▶ _Set task_
Search the material for the word "seres" and copy each line that holds it.

## Start

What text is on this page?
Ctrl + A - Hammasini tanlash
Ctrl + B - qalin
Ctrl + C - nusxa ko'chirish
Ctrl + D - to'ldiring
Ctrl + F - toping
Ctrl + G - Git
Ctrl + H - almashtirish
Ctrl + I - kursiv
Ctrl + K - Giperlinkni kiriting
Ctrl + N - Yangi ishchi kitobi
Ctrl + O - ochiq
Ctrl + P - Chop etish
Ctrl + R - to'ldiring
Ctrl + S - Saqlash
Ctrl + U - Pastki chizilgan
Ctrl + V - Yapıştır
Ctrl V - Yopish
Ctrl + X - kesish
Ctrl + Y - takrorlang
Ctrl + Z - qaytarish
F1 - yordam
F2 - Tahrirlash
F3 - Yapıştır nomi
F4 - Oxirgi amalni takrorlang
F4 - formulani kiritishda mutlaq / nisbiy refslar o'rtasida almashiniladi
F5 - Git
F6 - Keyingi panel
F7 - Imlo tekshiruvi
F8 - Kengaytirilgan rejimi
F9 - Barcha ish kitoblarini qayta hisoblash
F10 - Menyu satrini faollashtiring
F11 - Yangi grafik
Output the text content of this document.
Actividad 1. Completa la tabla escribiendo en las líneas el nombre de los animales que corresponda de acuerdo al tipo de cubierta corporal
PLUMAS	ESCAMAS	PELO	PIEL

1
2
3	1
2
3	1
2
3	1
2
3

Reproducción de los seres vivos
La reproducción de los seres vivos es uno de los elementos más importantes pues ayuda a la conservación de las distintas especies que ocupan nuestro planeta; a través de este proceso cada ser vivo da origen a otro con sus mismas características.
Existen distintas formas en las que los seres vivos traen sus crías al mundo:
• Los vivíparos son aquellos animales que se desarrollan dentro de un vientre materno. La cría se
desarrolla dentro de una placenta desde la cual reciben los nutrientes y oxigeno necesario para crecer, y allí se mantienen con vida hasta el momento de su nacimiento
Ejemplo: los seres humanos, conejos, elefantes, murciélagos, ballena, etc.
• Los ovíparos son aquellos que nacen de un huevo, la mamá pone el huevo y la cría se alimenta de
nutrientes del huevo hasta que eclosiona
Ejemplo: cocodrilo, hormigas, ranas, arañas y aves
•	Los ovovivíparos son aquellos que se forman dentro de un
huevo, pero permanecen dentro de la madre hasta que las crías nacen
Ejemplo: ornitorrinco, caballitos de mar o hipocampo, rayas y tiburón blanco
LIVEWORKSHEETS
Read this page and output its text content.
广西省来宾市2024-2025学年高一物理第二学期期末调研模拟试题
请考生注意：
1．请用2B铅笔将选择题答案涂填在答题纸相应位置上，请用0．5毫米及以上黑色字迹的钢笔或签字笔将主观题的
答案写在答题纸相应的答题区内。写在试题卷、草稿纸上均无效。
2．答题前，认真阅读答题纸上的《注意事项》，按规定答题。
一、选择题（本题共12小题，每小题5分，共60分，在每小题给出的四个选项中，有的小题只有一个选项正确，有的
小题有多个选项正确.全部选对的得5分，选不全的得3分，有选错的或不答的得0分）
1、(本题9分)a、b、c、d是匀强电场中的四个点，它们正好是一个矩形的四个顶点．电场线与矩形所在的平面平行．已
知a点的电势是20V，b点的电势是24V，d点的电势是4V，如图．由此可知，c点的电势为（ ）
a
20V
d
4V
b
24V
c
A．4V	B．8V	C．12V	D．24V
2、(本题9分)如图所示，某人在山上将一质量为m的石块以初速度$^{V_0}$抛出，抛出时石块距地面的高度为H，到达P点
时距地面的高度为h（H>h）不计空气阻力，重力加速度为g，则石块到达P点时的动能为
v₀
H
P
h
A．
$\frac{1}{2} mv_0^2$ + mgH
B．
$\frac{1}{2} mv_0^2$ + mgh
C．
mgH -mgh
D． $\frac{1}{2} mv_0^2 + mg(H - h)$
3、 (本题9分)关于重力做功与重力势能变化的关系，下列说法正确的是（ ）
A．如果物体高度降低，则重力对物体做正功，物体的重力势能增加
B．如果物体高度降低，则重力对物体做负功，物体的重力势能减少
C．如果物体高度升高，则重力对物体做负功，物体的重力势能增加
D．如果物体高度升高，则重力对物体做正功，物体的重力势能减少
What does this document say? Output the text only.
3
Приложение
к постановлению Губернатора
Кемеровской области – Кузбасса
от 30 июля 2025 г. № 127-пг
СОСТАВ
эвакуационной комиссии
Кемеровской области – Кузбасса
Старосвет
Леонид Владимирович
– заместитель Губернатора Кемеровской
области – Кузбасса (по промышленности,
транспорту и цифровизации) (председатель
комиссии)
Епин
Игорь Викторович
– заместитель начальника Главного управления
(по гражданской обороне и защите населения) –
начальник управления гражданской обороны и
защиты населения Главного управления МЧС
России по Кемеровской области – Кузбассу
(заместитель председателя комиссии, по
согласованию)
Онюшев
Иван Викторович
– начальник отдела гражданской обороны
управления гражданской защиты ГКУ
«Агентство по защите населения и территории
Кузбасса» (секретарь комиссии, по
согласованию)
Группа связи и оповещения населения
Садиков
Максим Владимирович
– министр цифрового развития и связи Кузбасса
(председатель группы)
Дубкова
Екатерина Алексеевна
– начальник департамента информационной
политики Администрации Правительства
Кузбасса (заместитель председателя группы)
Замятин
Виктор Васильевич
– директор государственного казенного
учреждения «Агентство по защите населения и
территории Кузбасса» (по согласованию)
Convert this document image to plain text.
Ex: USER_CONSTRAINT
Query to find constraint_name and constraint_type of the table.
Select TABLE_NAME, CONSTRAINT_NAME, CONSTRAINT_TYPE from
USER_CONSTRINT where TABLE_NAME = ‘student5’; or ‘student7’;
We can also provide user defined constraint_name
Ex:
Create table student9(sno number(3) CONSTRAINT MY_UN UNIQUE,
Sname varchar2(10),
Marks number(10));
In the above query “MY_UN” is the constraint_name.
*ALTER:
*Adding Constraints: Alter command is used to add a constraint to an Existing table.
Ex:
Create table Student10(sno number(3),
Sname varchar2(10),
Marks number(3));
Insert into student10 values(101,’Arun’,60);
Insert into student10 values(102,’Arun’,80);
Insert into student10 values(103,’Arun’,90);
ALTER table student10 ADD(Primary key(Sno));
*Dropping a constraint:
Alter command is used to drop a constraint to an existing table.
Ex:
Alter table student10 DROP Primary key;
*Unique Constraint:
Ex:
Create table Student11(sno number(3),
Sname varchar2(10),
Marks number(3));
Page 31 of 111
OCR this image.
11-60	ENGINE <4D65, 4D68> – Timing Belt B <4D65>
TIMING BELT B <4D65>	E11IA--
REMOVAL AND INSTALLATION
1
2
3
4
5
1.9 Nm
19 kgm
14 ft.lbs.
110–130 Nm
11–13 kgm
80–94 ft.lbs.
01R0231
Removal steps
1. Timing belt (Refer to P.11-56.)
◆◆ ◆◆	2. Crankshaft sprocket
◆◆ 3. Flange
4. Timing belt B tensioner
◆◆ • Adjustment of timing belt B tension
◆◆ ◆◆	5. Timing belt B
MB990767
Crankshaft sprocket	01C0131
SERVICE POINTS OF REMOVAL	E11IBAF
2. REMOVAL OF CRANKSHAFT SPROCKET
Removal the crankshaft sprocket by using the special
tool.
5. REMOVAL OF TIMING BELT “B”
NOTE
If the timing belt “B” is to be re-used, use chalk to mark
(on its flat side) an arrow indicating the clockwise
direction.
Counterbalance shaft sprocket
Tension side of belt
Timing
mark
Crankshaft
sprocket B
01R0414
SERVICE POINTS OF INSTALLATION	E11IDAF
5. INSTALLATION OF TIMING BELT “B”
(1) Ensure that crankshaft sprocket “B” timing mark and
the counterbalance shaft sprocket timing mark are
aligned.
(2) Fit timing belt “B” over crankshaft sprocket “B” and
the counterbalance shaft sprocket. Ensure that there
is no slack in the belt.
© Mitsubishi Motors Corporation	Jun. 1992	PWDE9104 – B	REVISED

## End

▶ _Answer_
Reproducción de los seres vivos
La reproducción de los seres vivos es uno de los elementos más importantes pues ayuda a la conservación de las distintas especies que ocupan nuestro planeta; a través de este proceso cada ser vivo da origen a otro con sus mismas características.
Existen distintas formas en las que los seres vivos traen sus crías al mundo:
Ejemplo: los seres humanos, conejos, elefantes, murciélagos, ballena, etc.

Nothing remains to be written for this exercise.